Every record should be written out exactly, please.

───── Material to process ─────

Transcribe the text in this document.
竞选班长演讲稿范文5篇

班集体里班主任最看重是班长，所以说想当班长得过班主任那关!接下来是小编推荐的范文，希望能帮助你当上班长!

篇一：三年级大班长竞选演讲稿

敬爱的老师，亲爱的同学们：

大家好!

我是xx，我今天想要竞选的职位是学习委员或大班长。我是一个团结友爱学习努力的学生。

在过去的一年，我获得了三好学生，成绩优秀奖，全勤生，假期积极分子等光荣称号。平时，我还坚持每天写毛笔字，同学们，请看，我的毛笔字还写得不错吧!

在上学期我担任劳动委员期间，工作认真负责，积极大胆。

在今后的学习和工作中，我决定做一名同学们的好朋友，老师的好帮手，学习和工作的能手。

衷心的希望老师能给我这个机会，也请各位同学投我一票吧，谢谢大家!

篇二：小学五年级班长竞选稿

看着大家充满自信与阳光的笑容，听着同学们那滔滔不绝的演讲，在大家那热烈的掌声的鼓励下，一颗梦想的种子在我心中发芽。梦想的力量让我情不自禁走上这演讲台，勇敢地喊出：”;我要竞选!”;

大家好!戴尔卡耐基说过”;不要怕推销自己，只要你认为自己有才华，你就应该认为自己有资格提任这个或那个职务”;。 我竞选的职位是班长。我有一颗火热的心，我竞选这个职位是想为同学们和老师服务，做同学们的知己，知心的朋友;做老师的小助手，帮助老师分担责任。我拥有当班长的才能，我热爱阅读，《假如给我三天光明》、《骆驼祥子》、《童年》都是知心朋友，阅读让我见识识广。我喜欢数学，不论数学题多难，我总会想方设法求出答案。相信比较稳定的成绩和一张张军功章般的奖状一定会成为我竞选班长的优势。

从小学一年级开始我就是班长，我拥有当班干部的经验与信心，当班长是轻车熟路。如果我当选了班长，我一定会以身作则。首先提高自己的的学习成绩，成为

─────

Final result |
Transcribe the text in this document.
竞选班长演讲稿范文5篇

班集体里班主任最看重是班长，所以说想当班长得过班主任那关!接下来是小编推荐的范文，希望能帮助你当上班长!

篇一：三年级大班长竞选演讲稿

敬爱的老师，亲爱的同学们：

大家好!

我是xx，我今天想要竞选的职位是学习委员或大班长。我是一个团结友爱学习努力的学生。

在过去的一年，我获得了三好学生，成绩优秀奖，全勤生，假期积极分子等光荣称号。平时，我还坚持每天写毛笔字，同学们，请看，我的毛笔字还写得不错吧!

在上学期我担任劳动委员期间，工作认真负责，积极大胆。

在今后的学习和工作中，我决定做一名同学们的好朋友，老师的好帮手，学习和工作的能手。

衷心的希望老师能给我这个机会，也请各位同学投我一票吧，谢谢大家!

篇二：小学五年级班长竞选稿

看着大家充满自信与阳光的笑容，听着同学们那滔滔不绝的演讲，在大家那热烈的掌声的鼓励下，一颗梦想的种子在我心中发芽。梦想的力量让我情不自禁走上这演讲台，勇敢地喊出：”;我要竞选!”;

大家好!戴尔卡耐基说过”;不要怕推销自己，只要你认为自己有才华，你就应该认为自己有资格提任这个或那个职务”;。 我竞选的职位是班长。我有一颗火热的心，我竞选这个职位是想为同学们和老师服务，做同学们的知己，知心的朋友;做老师的小助手，帮助老师分担责任。我拥有当班长的才能，我热爱阅读，《假如给我三天光明》、《骆驼祥子》、《童年》都是知心朋友，阅读让我见识识广。我喜欢数学，不论数学题多难，我总会想方设法求出答案。相信比较稳定的成绩和一张张军功章般的奖状一定会成为我竞选班长的优势。

从小学一年级开始我就是班长，我拥有当班干部的经验与信心，当班长是轻车熟路。如果我当选了班长，我一定会以身作则。首先提高自己的的学习成绩，成为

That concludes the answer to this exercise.